-- Your task --
Answer these from the article on the Jan. 6 committee records case:
1. Which 1978 law do Trump's lawyers cite in favor of shielding the documents?
2. In what month did the panel request the records?
3. What podcast does Harry Litman now host?
[start of Passage to read]
A federal judge for the first time on Thursday will hear arguments over whether lawmakers on the Jan. 6 committee can be granted executive branch records in its investigation into what role the former Trump administration played in stoking the Capitol riot.
The case presents unsettled legal questions regarding the scope of Congress’s investigative authority and a former president’s ability to shield information from the legislative branch.
Trump’s lawyers are asking a federal judge for a preliminary injunction that would block the National Archives and Records Administration (NARA) from handing over scores of documents that the former president argues are protected by his claims of executive privilege.
After the panel requested the records in August, President Biden said that the White House would not assert any privilege claims over the documents, allowing the Archives to hand them over to lawmakers.
Trump’s lawyers are arguing that the 1978 Presidential Records Act and the Constitution both weigh in favor of shielding the documents from Congress, and that the committee’s request is improper because it lacks a legislative purpose.
The committee has argued its purpose is clear: the review of the attack will help determine what is necessary to prevent anything similar from happening again.
Harry Litman, a former U.S. attorney and deputy assistant attorney general during the Clinton administration, believes Trump’s strategy in court is to convince the judge to throw out the committee’s request on the grounds that it lacks a legislative purpose. If that fails, the strategy may be to stall the case and the investigation by having the court review the records to determine which documents are privileged.
“As I read his reply he’s really going for a delay strategy,” said Litman, who now hosts the Talking Feds podcast. “He’s trying to argue that the judge needs to examine each and every document for executive privilege, and that would take months.”
Kel McClanahan, an adjunct law professor at George Washington University who filed an amicus brief in the case supporting the select committee, says that Trump will prevail if he can convince the courts that the document requests lack a valid purpose.
Barring that, McClanahan says, Trump’s lawyers will have to persuade the courts that the former president can assert executive privilege, which would require a judge to weigh that privilege against the committee’s need for the records.
“Both NARA and the committee have to argue that there is a legitimate legislative purpose and that even if [Trump is allowed to bring the suit], the need is so great because of the insurrection and the potential for criminal misconduct, that they win the balancing test,” McClanahan said.
Court filings from over the weekend offer the clearest indication yet of what Trump is seeking to shield from the public and how the government plans to fight his executive privilege claims.
[end of Passage to read]
[start of Information supplied]
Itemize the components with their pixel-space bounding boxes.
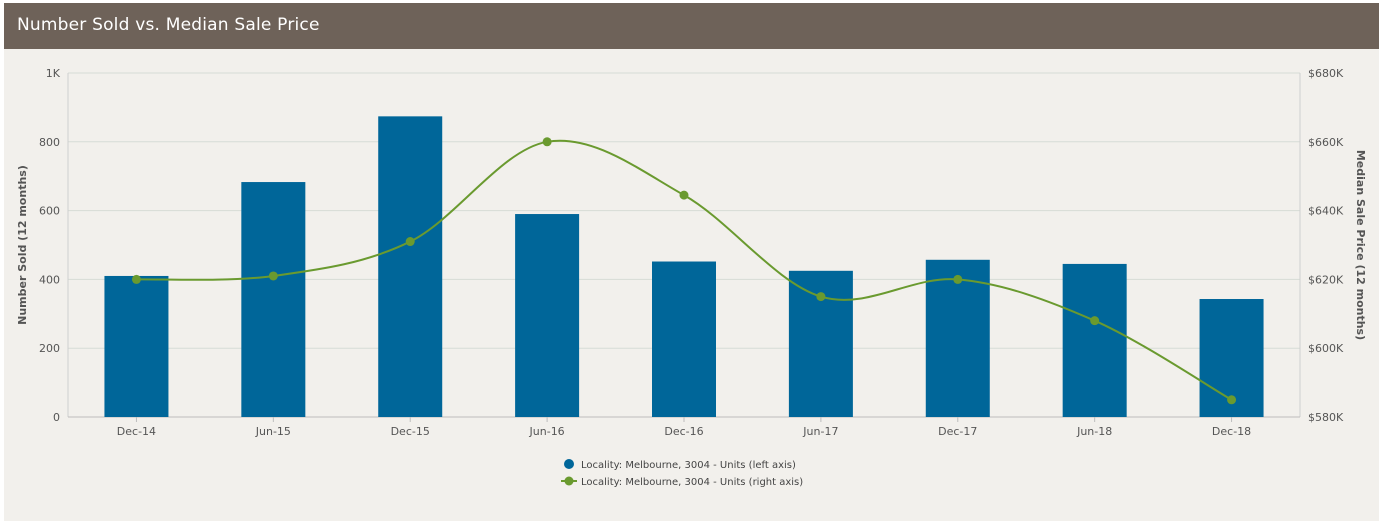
right-tick-label: $620K xyxy=(1308,273,1344,286)
bar[interactable] xyxy=(652,261,716,417)
x-tick-label: Jun-18 xyxy=(1076,425,1112,438)
bar[interactable] xyxy=(104,275,169,417)
left-tick-label: 800 xyxy=(39,136,60,149)
chart-title: Number Sold vs. Median Sale Price xyxy=(17,15,320,35)
left-axis-title: Number Sold (12 months) xyxy=(16,165,29,325)
legend-line-dot[interactable] xyxy=(564,476,574,486)
line-point[interactable] xyxy=(405,237,415,247)
chart-panel: Number Sold vs. Median Sale Price 0 $580K… xyxy=(4,3,1379,521)
right-tick-label: $640K xyxy=(1308,205,1344,218)
line-point[interactable] xyxy=(816,292,826,302)
legend-item-line[interactable]: Locality: Melbourne, 3004 - Units (right… xyxy=(581,477,803,488)
bar[interactable] xyxy=(515,214,580,417)
x-tick-label: Jun-16 xyxy=(529,425,565,438)
chart-header: Number Sold vs. Median Sale Price xyxy=(4,3,1379,49)
x-tick-label: Dec-17 xyxy=(938,425,977,438)
right-tick-label: $680K xyxy=(1308,67,1344,80)
right-tick-label: $660K xyxy=(1308,136,1344,149)
x-tick-label: Dec-16 xyxy=(664,425,703,438)
x-tick-label: Dec-15 xyxy=(391,425,430,438)
line-point[interactable] xyxy=(953,274,963,284)
x-tick-label: Dec-14 xyxy=(117,425,156,438)
legend-bar-marker[interactable] xyxy=(564,459,574,469)
x-tick-label: Jun-15 xyxy=(255,425,291,438)
line-point[interactable] xyxy=(131,274,141,284)
left-tick-label: 1K xyxy=(46,67,61,80)
bar[interactable] xyxy=(241,182,306,417)
bar[interactable] xyxy=(378,116,443,418)
left-tick-label: 0 xyxy=(53,411,60,424)
bar[interactable] xyxy=(1062,263,1127,417)
bar[interactable] xyxy=(925,259,990,417)
legend-item-bars[interactable]: Locality: Melbourne, 3004 - Units (left … xyxy=(581,460,796,471)
right-tick-label: $580K xyxy=(1308,411,1344,424)
left-tick-label: 600 xyxy=(39,205,60,218)
line-point[interactable] xyxy=(1227,395,1237,405)
chart-svg: 0 $580K 200 $600K 400 $620K 600 $640K 800 $660K 1K… xyxy=(16,67,1367,488)
right-tick-label: $600K xyxy=(1308,342,1344,355)
line-point[interactable] xyxy=(268,271,278,281)
line-point[interactable] xyxy=(679,190,689,200)
line-point[interactable] xyxy=(542,137,552,147)
x-tick-label: Jun-17 xyxy=(802,425,838,438)
line-point[interactable] xyxy=(1090,316,1100,326)
left-tick-label: 200 xyxy=(39,342,60,355)
left-tick-label: 400 xyxy=(39,273,60,286)
x-tick-label: Dec-18 xyxy=(1212,425,1251,438)
right-axis-title: Median Sale Price (12 months) xyxy=(1354,150,1367,340)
[end of Information supplied]
-- Response --
1. The Presidential Records Act
2. August
3. The Talking Feds podcast